BEGIN Record set
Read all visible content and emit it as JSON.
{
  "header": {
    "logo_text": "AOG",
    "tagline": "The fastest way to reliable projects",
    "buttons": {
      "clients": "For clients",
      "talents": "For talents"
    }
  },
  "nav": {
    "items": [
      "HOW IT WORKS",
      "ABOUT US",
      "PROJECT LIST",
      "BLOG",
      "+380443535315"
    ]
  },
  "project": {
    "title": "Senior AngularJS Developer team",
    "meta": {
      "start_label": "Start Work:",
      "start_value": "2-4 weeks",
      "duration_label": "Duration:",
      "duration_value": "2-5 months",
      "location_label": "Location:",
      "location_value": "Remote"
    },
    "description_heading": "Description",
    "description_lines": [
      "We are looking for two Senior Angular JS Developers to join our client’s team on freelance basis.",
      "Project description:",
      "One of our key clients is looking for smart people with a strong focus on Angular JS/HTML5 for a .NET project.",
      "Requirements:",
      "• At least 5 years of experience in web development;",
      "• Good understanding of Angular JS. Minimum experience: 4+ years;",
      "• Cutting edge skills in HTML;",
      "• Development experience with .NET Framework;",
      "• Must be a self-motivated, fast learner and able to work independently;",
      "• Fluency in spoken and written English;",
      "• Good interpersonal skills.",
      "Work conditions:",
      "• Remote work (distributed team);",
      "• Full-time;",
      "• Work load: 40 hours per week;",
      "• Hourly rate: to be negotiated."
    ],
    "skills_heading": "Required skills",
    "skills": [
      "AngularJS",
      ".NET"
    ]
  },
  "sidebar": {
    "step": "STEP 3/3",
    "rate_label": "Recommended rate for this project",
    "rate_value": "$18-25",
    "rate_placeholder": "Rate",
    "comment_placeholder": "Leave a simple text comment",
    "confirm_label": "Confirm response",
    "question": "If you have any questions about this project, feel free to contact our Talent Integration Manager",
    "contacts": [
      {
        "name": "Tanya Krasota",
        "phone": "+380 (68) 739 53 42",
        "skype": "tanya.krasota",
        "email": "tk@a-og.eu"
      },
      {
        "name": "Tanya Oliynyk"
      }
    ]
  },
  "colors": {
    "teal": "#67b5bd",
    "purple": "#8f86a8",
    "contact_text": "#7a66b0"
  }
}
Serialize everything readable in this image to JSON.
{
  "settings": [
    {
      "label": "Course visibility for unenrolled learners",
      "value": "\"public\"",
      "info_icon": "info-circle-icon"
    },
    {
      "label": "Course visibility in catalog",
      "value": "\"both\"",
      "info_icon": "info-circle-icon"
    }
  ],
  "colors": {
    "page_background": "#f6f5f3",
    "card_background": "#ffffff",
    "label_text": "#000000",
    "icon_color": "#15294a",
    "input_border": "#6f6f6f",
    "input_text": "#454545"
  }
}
END Record set
Every record shown above must be echoed exactly.

Read all visible content and emit it as JSON.
{
  "header": {
    "logo_text": "AOG",
    "tagline": "The fastest way to reliable projects",
    "buttons": {
      "clients": "For clients",
      "talents": "For talents"
    }
  },
  "nav": {
    "items": [
      "HOW IT WORKS",
      "ABOUT US",
      "PROJECT LIST",
      "BLOG",
      "+380443535315"
    ]
  },
  "project": {
    "title": "Senior AngularJS Developer team",
    "meta": {
      "start_label": "Start Work:",
      "start_value": "2-4 weeks",
      "duration_label": "Duration:",
      "duration_value": "2-5 months",
      "location_label": "Location:",
      "location_value": "Remote"
    },
    "description_heading": "Description",
    "description_lines": [
      "We are looking for two Senior Angular JS Developers to join our client’s team on freelance basis.",
      "Project description:",
      "One of our key clients is looking for smart people with a strong focus on Angular JS/HTML5 for a .NET project.",
      "Requirements:",
      "• At least 5 years of experience in web development;",
      "• Good understanding of Angular JS. Minimum experience: 4+ years;",
      "• Cutting edge skills in HTML;",
      "• Development experience with .NET Framework;",
      "• Must be a self-motivated, fast learner and able to work independently;",
      "• Fluency in spoken and written English;",
      "• Good interpersonal skills.",
      "Work conditions:",
      "• Remote work (distributed team);",
      "• Full-time;",
      "• Work load: 40 hours per week;",
      "• Hourly rate: to be negotiated."
    ],
    "skills_heading": "Required skills",
    "skills": [
      "AngularJS",
      ".NET"
    ]
  },
  "sidebar": {
    "step": "STEP 3/3",
    "rate_label": "Recommended rate for this project",
    "rate_value": "$18-25",
    "rate_placeholder": "Rate",
    "comment_placeholder": "Leave a simple text comment",
    "confirm_label": "Confirm response",
    "question": "If you have any questions about this project, feel free to contact our Talent Integration Manager",
    "contacts": [
      {
        "name": "Tanya Krasota",
        "phone": "+380 (68) 739 53 42",
        "skype": "tanya.krasota",
        "email": "tk@a-og.eu"
      },
      {
        "name": "Tanya Oliynyk"
      }
    ]
  },
  "colors": {
    "teal": "#67b5bd",
    "purple": "#8f86a8",
    "contact_text": "#7a66b0"
  }
}
Serialize everything readable in this image to JSON.
{
  "settings": [
    {
      "label": "Course visibility for unenrolled learners",
      "value": "\"public\"",
      "info_icon": "info-circle-icon"
    },
    {
      "label": "Course visibility in catalog",
      "value": "\"both\"",
      "info_icon": "info-circle-icon"
    }
  ],
  "colors": {
    "page_background": "#f6f5f3",
    "card_background": "#ffffff",
    "label_text": "#000000",
    "icon_color": "#15294a",
    "input_border": "#6f6f6f",
    "input_text": "#454545"
  }
}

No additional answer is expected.